#### EXERCISES TO COMPLETE:
a) In the post on algorithmic trading, how many days without a 20% correction in the S&P500 are cited?
b) What is the Spanish translation of this sentence from the post on algorithmic trading: "These robots and algo’s do not have any perception of price discovery or value."?
c) Can you rewrite the passage of the post on algorithmic trading starting at "As others have" and ending at "regardless of value.", with "bull markets" changed to "rising markets"?

#### PASSAGE PROVIDED:
** START **

Clinton Baker No Comments

Robots, Black Boxes & Algorithms…is the market wrong?

I for one have been long questioning the use of robots black boxes and algo’s in the financial markets. Is this still a fair market? These robots or algo’s can earn billions of dollars a year through buying and selling within milliseconds in array of financial instruments. For a quick analogy as to how much impact this type of environment effects even the most seasoned investors is staggering, there are many managers and just to name one you might know more publicly is carl Icahn. Carl and many other managers have underperformed the market the last 2 years running by around 10-20 percentage points per year. These are successful managers who have different styles and processes and have long been successful. As someone begs to differ, how is it possible that all these active managers have got stupid all at the same time? Is it that the markets wrong?

As others have stated and argued we are in one of the longest running bull markets in history with roughly over 3300 days without a 20% correction in the S&P500, plus the lowest interest rates ever seen. Many have not seen these trading conditions / environment before, period! There are many problems with these conditions created by robo advisers, but in this article I only want to address a few. The first being, that we no longer have price discovery in a free market and haven’t for sometime. It is crucial that fair value is determined by buyers and sellers and not machines with no intrinsic perception of real value. These robots and algo’s do not have any perception of price discovery or value. Most are programmed to buy or sell at certain prices or conditions regardless of value.

** END **

#### INFORMATION PROVIDED:
** START **

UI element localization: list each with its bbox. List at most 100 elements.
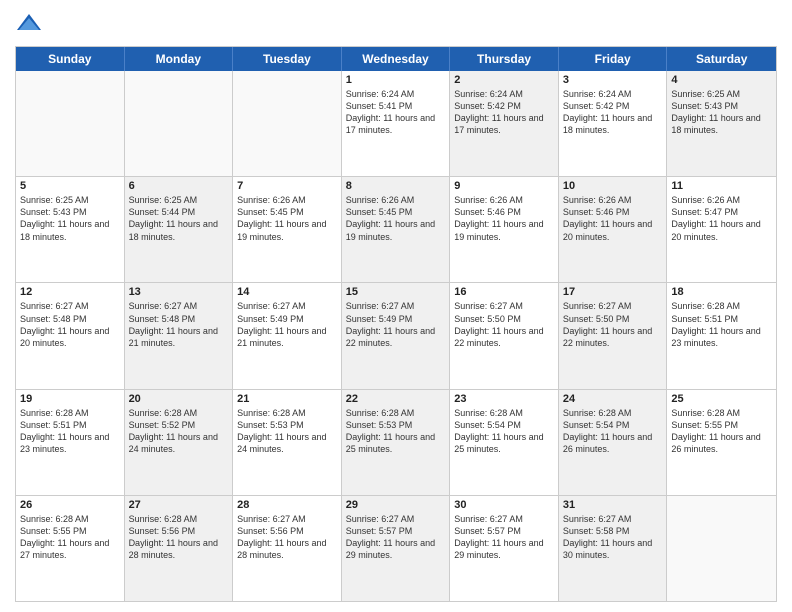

** END **

#### EXPECTED OUTPUTS:
a) Roughly over 3300 days.

b) Estos robots y algoritmos no tienen ninguna percepción del descubrimiento de precios ni del valor.

c)
As others have stated and argued we are in one of the longest running rising markets in history with roughly over 3300 days without a 20% correction in the S&P500, plus the lowest interest rates ever seen. Many have not seen these trading conditions / environment before, period! There are many problems with these conditions created by robo advisers, but in this article I only want to address a few. The first being, that we no longer have price discovery in a free market and haven’t for sometime. It is crucial that fair value is determined by buyers and sellers and not machines with no intrinsic perception of real value. These robots and algo’s do not have any perception of price discovery or value. Most are programmed to buy or sell at certain prices or conditions regardless of value.